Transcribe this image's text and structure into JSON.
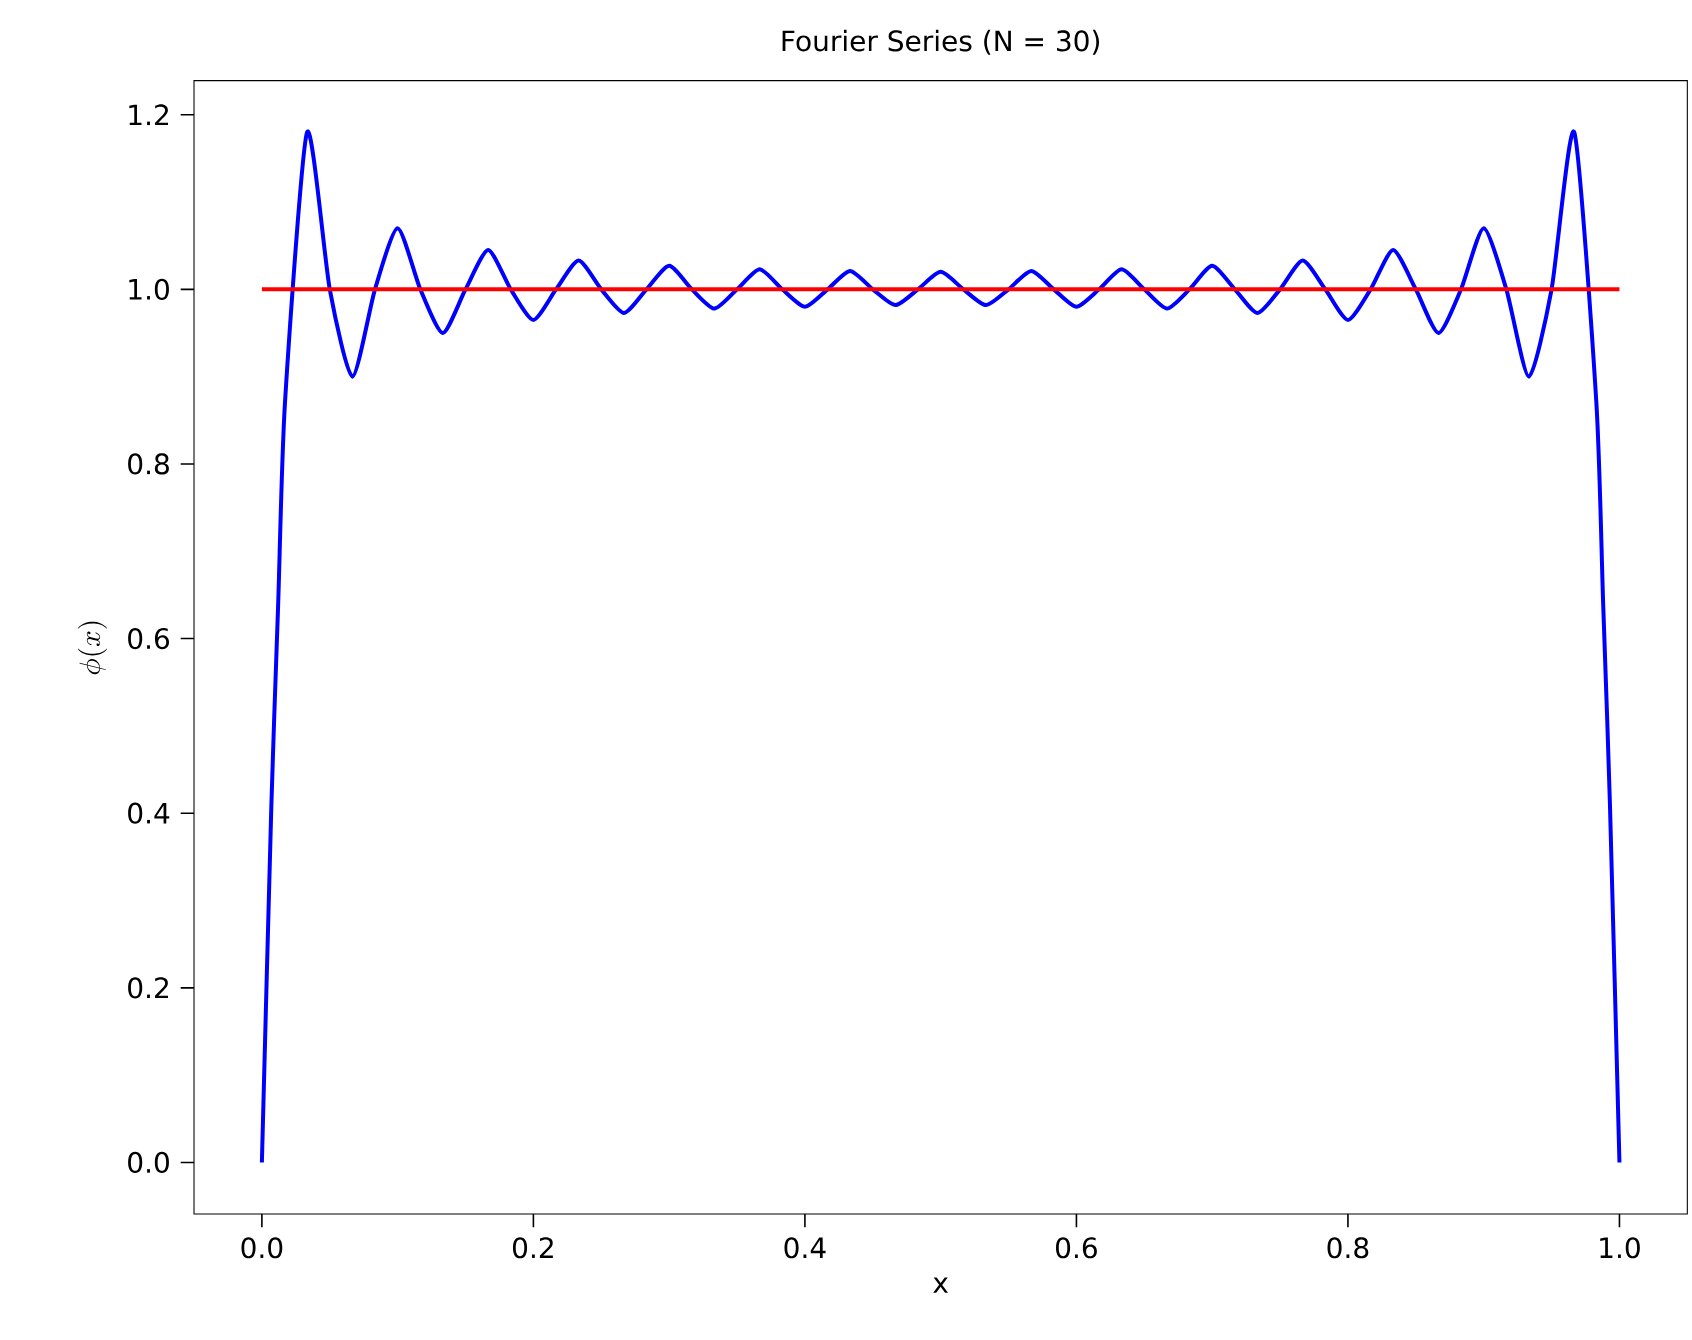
{
  "chart_data": {
    "type": "line",
    "title": "Fourier Series (N = 30)",
    "xlabel": "x",
    "ylabel": "\\phi(x)",
    "xlim": [
      -0.05,
      1.05
    ],
    "ylim": [
      -0.059,
      1.239
    ],
    "xticks": [
      {
        "value": 0,
        "label": "0.0"
      },
      0.2,
      0.4,
      0.6,
      0.8,
      {
        "value": 1,
        "label": "1.0"
      }
    ],
    "yticks": [
      {
        "value": 0,
        "label": "0.0"
      },
      0.2,
      0.4,
      0.6,
      0.8,
      {
        "value": 1,
        "label": "1.0"
      },
      1.2
    ],
    "marker": "none",
    "line_style": "solid",
    "series": [
      {
        "color": "#0000ff",
        "x": [
          0,
          0.007,
          0.012,
          0.017,
          0.0333,
          0.05,
          0.0667,
          0.0833,
          0.1,
          0.1167,
          0.1333,
          0.15,
          0.1667,
          0.1833,
          0.2,
          0.2167,
          0.2333,
          0.25,
          0.2667,
          0.2833,
          0.3,
          0.3167,
          0.3333,
          0.35,
          0.3667,
          0.3833,
          0.4,
          0.4167,
          0.4333,
          0.45,
          0.4667,
          0.4833,
          0.5,
          0.5167,
          0.5333,
          0.55,
          0.5667,
          0.5833,
          0.6,
          0.6167,
          0.6333,
          0.65,
          0.6667,
          0.6833,
          0.7,
          0.7167,
          0.7333,
          0.75,
          0.7667,
          0.7833,
          0.8,
          0.8167,
          0.8333,
          0.85,
          0.8667,
          0.8833,
          0.9,
          0.9167,
          0.9333,
          0.95,
          0.9667,
          0.983,
          0.988,
          0.993,
          1.0
        ],
        "values": [
          0,
          0.41,
          0.64,
          0.87,
          1.18,
          1.0,
          0.9,
          1.0,
          1.07,
          1.0,
          0.95,
          1.0,
          1.045,
          1.0,
          0.965,
          1.0,
          1.033,
          1.0,
          0.973,
          1.0,
          1.027,
          1.0,
          0.978,
          1.0,
          1.023,
          1.0,
          0.98,
          1.0,
          1.021,
          1.0,
          0.982,
          1.0,
          1.02,
          1.0,
          0.982,
          1.0,
          1.021,
          1.0,
          0.98,
          1.0,
          1.023,
          1.0,
          0.978,
          1.0,
          1.027,
          1.0,
          0.973,
          1.0,
          1.033,
          1.0,
          0.965,
          1.0,
          1.045,
          1.0,
          0.95,
          1.0,
          1.07,
          1.0,
          0.9,
          1.0,
          1.18,
          0.87,
          0.64,
          0.41,
          0
        ]
      },
      {
        "color": "#ff0000",
        "x": [
          0,
          1
        ],
        "values": [
          1.0,
          1.0
        ]
      }
    ]
  }
}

==============================

**DIRECTION**
The records above need to be restated word for word, with the pictures left out.

**EXERCISE OUTPUT**
Transcribe this image's text and structure into JSON.
{
  "chart_data": {
    "type": "line",
    "title": "Fourier Series (N = 30)",
    "xlabel": "x",
    "ylabel": "\\phi(x)",
    "xlim": [
      -0.05,
      1.05
    ],
    "ylim": [
      -0.059,
      1.239
    ],
    "xticks": [
      {
        "value": 0,
        "label": "0.0"
      },
      0.2,
      0.4,
      0.6,
      0.8,
      {
        "value": 1,
        "label": "1.0"
      }
    ],
    "yticks": [
      {
        "value": 0,
        "label": "0.0"
      },
      0.2,
      0.4,
      0.6,
      0.8,
      {
        "value": 1,
        "label": "1.0"
      },
      1.2
    ],
    "marker": "none",
    "line_style": "solid",
    "series": [
      {
        "color": "#0000ff",
        "x": [
          0,
          0.007,
          0.012,
          0.017,
          0.0333,
          0.05,
          0.0667,
          0.0833,
          0.1,
          0.1167,
          0.1333,
          0.15,
          0.1667,
          0.1833,
          0.2,
          0.2167,
          0.2333,
          0.25,
          0.2667,
          0.2833,
          0.3,
          0.3167,
          0.3333,
          0.35,
          0.3667,
          0.3833,
          0.4,
          0.4167,
          0.4333,
          0.45,
          0.4667,
          0.4833,
          0.5,
          0.5167,
          0.5333,
          0.55,
          0.5667,
          0.5833,
          0.6,
          0.6167,
          0.6333,
          0.65,
          0.6667,
          0.6833,
          0.7,
          0.7167,
          0.7333,
          0.75,
          0.7667,
          0.7833,
          0.8,
          0.8167,
          0.8333,
          0.85,
          0.8667,
          0.8833,
          0.9,
          0.9167,
          0.9333,
          0.95,
          0.9667,
          0.983,
          0.988,
          0.993,
          1.0
        ],
        "values": [
          0,
          0.41,
          0.64,
          0.87,
          1.18,
          1.0,
          0.9,
          1.0,
          1.07,
          1.0,
          0.95,
          1.0,
          1.045,
          1.0,
          0.965,
          1.0,
          1.033,
          1.0,
          0.973,
          1.0,
          1.027,
          1.0,
          0.978,
          1.0,
          1.023,
          1.0,
          0.98,
          1.0,
          1.021,
          1.0,
          0.982,
          1.0,
          1.02,
          1.0,
          0.982,
          1.0,
          1.021,
          1.0,
          0.98,
          1.0,
          1.023,
          1.0,
          0.978,
          1.0,
          1.027,
          1.0,
          0.973,
          1.0,
          1.033,
          1.0,
          0.965,
          1.0,
          1.045,
          1.0,
          0.95,
          1.0,
          1.07,
          1.0,
          0.9,
          1.0,
          1.18,
          0.87,
          0.64,
          0.41,
          0
        ]
      },
      {
        "color": "#ff0000",
        "x": [
          0,
          1
        ],
        "values": [
          1.0,
          1.0
        ]
      }
    ]
  }
}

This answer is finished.